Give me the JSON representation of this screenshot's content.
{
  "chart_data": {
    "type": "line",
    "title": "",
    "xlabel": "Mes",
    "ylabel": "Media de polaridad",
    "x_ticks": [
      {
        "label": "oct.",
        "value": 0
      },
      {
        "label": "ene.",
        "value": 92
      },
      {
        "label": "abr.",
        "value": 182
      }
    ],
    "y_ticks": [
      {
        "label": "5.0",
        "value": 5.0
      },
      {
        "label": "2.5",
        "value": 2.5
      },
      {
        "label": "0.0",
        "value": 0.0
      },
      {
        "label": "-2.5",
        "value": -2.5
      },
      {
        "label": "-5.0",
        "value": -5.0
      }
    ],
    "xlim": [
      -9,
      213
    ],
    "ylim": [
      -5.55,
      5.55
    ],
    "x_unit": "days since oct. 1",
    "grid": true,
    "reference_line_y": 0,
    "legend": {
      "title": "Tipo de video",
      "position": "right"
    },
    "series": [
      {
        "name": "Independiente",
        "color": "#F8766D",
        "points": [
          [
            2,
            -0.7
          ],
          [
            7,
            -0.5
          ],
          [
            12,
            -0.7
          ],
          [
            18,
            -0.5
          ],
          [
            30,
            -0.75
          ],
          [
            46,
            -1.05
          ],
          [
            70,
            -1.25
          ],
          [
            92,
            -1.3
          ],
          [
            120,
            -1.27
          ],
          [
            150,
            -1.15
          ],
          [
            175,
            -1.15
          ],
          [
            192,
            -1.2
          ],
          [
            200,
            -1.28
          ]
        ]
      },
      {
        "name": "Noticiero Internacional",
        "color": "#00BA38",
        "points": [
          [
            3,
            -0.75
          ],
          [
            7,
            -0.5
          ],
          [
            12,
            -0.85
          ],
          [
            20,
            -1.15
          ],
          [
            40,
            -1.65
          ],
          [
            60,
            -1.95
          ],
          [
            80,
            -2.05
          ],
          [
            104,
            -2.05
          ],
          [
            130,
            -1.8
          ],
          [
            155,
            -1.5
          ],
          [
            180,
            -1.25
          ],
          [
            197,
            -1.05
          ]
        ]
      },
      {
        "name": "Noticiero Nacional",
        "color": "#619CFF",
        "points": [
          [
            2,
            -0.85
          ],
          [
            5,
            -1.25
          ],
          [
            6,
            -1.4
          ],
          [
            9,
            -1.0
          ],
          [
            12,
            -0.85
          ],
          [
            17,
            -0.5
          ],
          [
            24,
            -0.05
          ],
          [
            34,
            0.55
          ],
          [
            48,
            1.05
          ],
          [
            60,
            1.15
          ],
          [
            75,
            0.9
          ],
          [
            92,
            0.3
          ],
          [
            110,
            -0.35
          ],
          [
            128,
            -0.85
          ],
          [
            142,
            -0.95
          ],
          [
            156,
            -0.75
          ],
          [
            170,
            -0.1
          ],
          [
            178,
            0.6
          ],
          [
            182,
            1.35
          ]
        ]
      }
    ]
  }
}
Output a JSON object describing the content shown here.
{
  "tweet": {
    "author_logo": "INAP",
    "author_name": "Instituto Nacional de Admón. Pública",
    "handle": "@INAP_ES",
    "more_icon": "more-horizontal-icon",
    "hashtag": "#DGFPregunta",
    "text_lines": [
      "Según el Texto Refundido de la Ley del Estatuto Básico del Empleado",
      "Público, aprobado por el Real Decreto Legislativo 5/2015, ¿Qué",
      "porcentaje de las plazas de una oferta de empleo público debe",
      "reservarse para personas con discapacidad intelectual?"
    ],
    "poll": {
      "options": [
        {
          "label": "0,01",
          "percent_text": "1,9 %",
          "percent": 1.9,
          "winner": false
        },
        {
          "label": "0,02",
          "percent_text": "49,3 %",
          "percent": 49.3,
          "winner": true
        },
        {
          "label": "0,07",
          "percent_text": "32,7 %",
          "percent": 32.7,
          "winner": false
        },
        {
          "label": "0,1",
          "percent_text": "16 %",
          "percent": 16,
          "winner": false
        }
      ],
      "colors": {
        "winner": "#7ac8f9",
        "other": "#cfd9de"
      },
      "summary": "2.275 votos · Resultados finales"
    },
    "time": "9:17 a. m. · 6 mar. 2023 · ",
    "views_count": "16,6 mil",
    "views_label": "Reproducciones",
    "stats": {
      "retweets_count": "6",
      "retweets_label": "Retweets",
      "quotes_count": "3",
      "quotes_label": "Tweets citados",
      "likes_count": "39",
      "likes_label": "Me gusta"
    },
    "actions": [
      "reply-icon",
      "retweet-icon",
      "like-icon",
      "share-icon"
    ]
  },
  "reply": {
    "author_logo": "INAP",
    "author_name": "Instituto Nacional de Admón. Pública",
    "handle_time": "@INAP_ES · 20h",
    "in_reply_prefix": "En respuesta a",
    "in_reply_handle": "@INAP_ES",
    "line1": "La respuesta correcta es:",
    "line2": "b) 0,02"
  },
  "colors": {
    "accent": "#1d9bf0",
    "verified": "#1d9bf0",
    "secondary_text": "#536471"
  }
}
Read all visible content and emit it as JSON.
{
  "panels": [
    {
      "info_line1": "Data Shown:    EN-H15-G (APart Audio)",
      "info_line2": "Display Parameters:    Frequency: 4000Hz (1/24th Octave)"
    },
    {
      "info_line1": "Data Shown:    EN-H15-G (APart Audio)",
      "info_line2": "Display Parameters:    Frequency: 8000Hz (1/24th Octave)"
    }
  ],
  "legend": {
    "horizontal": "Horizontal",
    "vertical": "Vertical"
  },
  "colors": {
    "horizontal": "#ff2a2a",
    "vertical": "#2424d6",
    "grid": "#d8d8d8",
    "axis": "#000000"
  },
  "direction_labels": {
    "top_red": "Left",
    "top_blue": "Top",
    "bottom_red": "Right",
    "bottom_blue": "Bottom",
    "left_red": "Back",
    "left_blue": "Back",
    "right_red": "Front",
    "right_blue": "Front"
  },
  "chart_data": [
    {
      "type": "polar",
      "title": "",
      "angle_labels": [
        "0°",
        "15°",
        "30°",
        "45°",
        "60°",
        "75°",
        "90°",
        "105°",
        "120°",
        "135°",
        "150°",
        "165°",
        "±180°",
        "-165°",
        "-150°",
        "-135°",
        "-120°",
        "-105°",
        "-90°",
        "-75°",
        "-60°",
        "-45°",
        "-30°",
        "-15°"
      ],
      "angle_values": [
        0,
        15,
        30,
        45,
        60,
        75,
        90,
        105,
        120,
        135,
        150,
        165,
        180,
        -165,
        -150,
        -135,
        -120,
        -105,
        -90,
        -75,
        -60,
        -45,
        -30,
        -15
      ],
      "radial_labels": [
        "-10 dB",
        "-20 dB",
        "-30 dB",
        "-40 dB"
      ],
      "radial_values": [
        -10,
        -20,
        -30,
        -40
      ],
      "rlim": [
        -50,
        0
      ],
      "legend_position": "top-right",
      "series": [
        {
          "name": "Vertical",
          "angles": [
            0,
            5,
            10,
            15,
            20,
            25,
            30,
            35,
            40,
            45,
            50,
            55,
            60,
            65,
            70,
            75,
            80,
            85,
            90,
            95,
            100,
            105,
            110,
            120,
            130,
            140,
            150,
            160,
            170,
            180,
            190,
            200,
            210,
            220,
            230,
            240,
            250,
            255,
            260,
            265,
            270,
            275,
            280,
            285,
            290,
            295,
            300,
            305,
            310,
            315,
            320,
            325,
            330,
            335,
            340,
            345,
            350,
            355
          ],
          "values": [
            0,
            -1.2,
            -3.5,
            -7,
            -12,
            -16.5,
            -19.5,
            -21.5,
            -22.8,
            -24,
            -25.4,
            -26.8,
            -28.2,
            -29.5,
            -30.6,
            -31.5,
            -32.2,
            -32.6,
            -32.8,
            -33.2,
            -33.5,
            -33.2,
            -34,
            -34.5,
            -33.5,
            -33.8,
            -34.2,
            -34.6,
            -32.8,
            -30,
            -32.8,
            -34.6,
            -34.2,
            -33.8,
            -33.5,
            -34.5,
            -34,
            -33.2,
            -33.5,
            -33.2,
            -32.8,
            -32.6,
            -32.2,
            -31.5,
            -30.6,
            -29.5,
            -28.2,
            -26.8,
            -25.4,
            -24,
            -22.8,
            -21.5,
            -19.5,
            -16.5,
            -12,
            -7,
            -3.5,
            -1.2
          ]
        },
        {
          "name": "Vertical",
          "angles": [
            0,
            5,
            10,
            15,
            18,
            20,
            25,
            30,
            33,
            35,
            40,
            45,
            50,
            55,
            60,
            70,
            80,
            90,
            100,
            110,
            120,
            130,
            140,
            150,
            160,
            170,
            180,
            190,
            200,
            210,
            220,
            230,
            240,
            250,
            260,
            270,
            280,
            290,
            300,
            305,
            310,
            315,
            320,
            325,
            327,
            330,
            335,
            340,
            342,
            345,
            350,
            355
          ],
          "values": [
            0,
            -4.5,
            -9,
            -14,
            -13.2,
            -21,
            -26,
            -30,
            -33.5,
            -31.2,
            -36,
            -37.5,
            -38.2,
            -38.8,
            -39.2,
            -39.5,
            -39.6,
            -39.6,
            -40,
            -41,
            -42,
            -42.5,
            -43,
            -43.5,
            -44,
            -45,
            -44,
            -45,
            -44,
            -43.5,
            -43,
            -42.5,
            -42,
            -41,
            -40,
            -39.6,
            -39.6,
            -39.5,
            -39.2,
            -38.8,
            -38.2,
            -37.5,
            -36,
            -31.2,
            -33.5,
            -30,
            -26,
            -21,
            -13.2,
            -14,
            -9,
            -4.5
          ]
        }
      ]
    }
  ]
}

________________________

▶ Directions for this task: Return each line of the listing that holds the string "respuesta".

▶ Response:
    "in_reply_prefix": "En respuesta a",
    "line1": "La respuesta correcta es:",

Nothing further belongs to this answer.